DIRECTION:
List all lines of the data that include the string "pouvoir".

DATASET:

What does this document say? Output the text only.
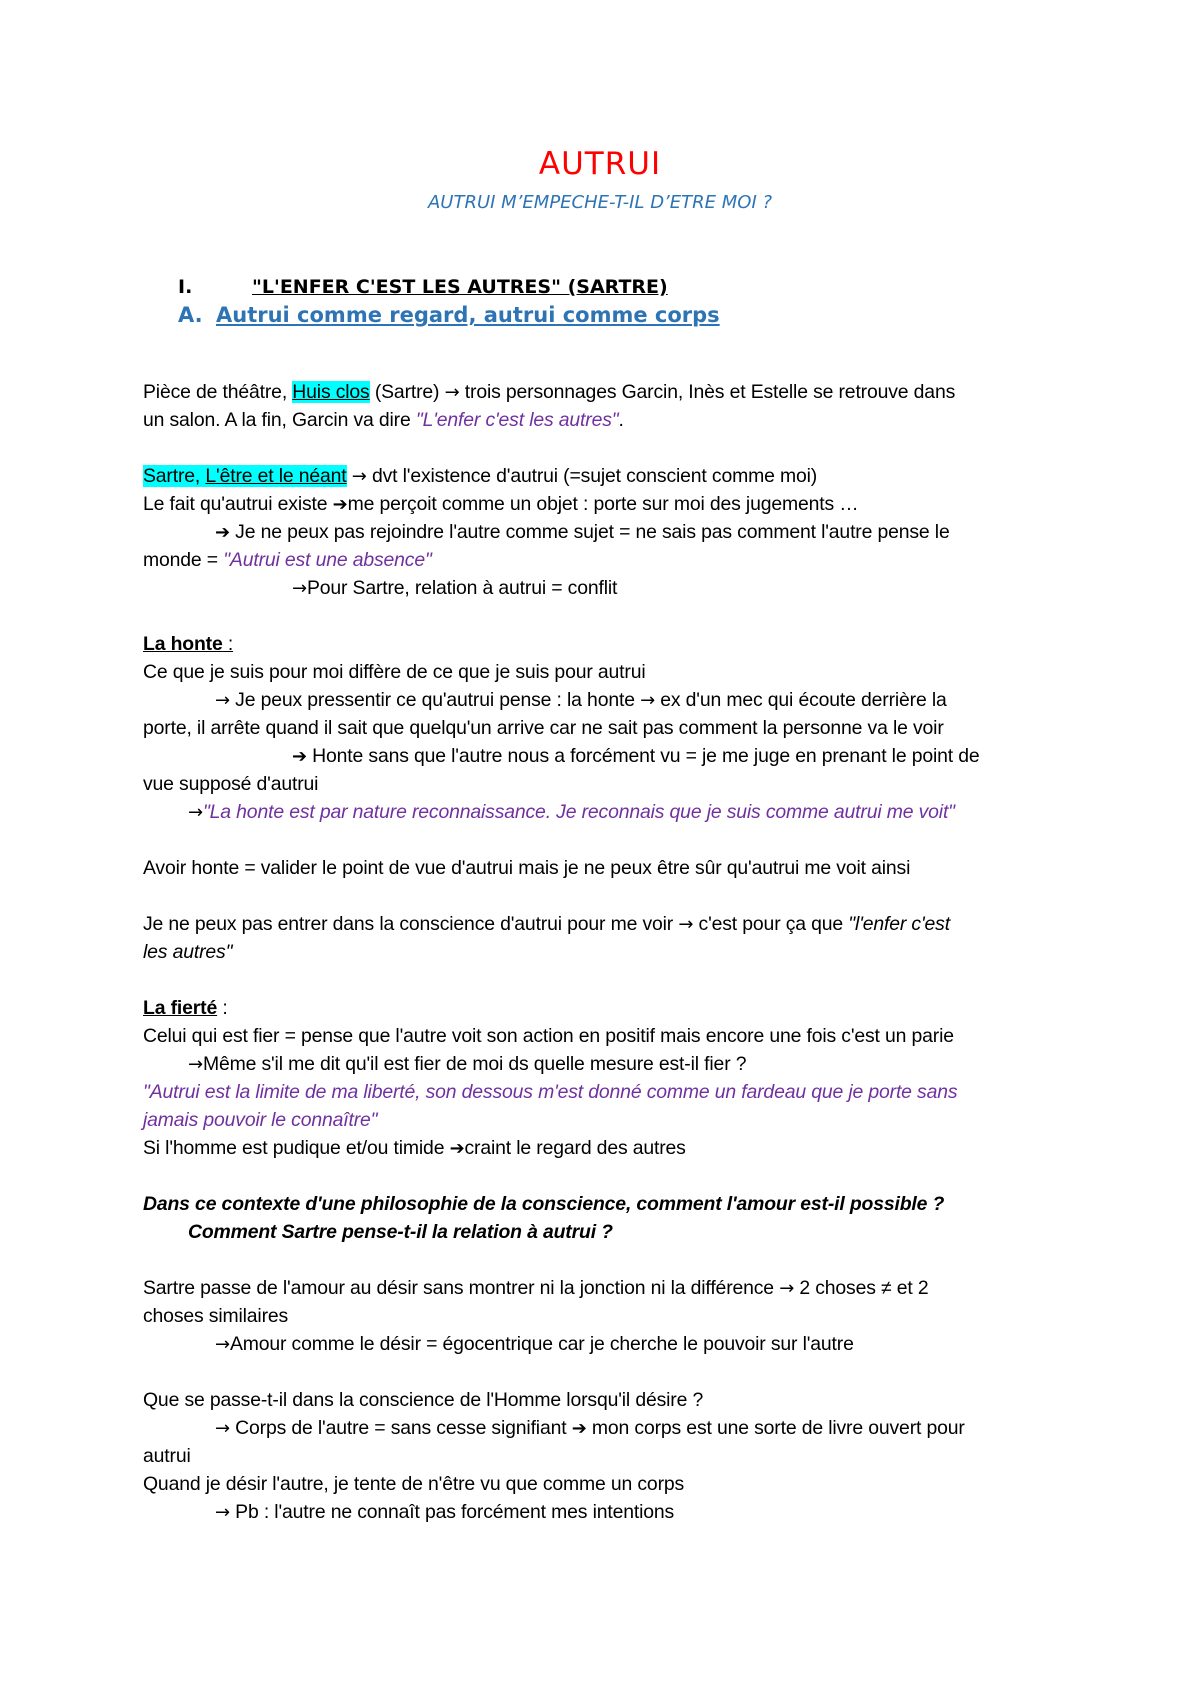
AUTRUI
AUTRUI M’EMPECHE-T-IL D’ETRE MOI ?
I.	"L'ENFER C'EST LES AUTRES" (SARTRE)
A. Autrui comme regard, autrui comme corps
Pièce de théâtre, Huis clos (Sartre) → trois personnages Garcin, Inès et Estelle se retrouve dans
un salon. A la fin, Garcin va dire "L'enfer c'est les autres".
Sartre, L'être et le néant → dvt l'existence d'autrui (=sujet conscient comme moi)
Le fait qu'autrui existe ➔me perçoit comme un objet : porte sur moi des jugements …
➔ Je ne peux pas rejoindre l'autre comme sujet = ne sais pas comment l'autre pense le
monde = "Autrui est une absence"
→Pour Sartre, relation à autrui = conflit
La honte :
Ce que je suis pour moi diffère de ce que je suis pour autrui
→ Je peux pressentir ce qu'autrui pense : la honte → ex d'un mec qui écoute derrière la
porte, il arrête quand il sait que quelqu'un arrive car ne sait pas comment la personne va le voir
➔ Honte sans que l'autre nous a forcément vu = je me juge en prenant le point de
vue supposé d'autrui
→"La honte est par nature reconnaissance. Je reconnais que je suis comme autrui me voit"
Avoir honte = valider le point de vue d'autrui mais je ne peux être sûr qu'autrui me voit ainsi
Je ne peux pas entrer dans la conscience d'autrui pour me voir → c'est pour ça que "l'enfer c'est
les autres"
La fierté :
Celui qui est fier = pense que l'autre voit son action en positif mais encore une fois c'est un parie
→Même s'il me dit qu'il est fier de moi ds quelle mesure est-il fier ?
"Autrui est la limite de ma liberté, son dessous m'est donné comme un fardeau que je porte sans
jamais pouvoir le connaître"
Si l'homme est pudique et/ou timide ➔craint le regard des autres
Dans ce contexte d'une philosophie de la conscience, comment l'amour est-il possible ?
Comment Sartre pense-t-il la relation à autrui ?
Sartre passe de l'amour au désir sans montrer ni la jonction ni la différence → 2 choses ≠ et 2
choses similaires
→Amour comme le désir = égocentrique car je cherche le pouvoir sur l'autre
Que se passe-t-il dans la conscience de l'Homme lorsqu'il désire ?
→ Corps de l'autre = sans cesse signifiant ➔ mon corps est une sorte de livre ouvert pour
autrui
Quand je désir l'autre, je tente de n'être vu que comme un corps
→ Pb : l'autre ne connaît pas forcément mes intentions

RIGHT ANSWER:
jamais pouvoir le connaître"
→Amour comme le désir = égocentrique car je cherche le pouvoir sur l'autre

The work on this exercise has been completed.